»»

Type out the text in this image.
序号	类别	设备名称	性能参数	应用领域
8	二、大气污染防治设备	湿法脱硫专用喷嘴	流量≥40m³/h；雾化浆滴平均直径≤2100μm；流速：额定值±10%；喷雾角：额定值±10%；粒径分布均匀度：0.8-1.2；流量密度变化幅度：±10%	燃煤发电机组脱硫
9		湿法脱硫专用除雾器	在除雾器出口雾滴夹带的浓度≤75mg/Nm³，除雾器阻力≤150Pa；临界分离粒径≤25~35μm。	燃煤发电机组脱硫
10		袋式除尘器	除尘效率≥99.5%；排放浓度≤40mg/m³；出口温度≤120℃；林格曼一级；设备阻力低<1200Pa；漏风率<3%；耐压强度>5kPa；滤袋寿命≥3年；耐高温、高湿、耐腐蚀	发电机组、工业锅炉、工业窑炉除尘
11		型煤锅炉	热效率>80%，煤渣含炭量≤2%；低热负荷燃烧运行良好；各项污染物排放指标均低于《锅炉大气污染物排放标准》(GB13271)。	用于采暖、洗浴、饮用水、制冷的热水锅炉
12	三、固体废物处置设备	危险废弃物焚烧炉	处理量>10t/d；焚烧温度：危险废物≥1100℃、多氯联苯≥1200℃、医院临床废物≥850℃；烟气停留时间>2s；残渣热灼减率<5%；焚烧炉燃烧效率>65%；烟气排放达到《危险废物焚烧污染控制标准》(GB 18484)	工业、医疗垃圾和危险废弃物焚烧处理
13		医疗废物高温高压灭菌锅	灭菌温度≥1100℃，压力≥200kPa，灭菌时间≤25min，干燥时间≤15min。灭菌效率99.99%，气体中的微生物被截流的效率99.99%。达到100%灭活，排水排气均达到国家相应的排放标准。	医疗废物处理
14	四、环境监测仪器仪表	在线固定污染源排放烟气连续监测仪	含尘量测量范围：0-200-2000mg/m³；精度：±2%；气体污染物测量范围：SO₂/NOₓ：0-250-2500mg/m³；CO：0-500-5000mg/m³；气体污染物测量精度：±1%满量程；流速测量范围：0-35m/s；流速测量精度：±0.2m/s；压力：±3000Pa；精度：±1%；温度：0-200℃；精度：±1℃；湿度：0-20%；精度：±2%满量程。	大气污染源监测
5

««

▸ Short problem
Look above for every line with the word "燃煤发电机组脱硫" and copy it.

▸ Solution
8	二、大气污染防治设备	湿法脱硫专用喷嘴	流量≥40m³/h；雾化浆滴平均直径≤2100μm；流速：额定值±10%；喷雾角：额定值±10%；粒径分布均匀度：0.8-1.2；流量密度变化幅度：±10%	燃煤发电机组脱硫
9		湿法脱硫专用除雾器	在除雾器出口雾滴夹带的浓度≤75mg/Nm³，除雾器阻力≤150Pa；临界分离粒径≤25~35μm。	燃煤发电机组脱硫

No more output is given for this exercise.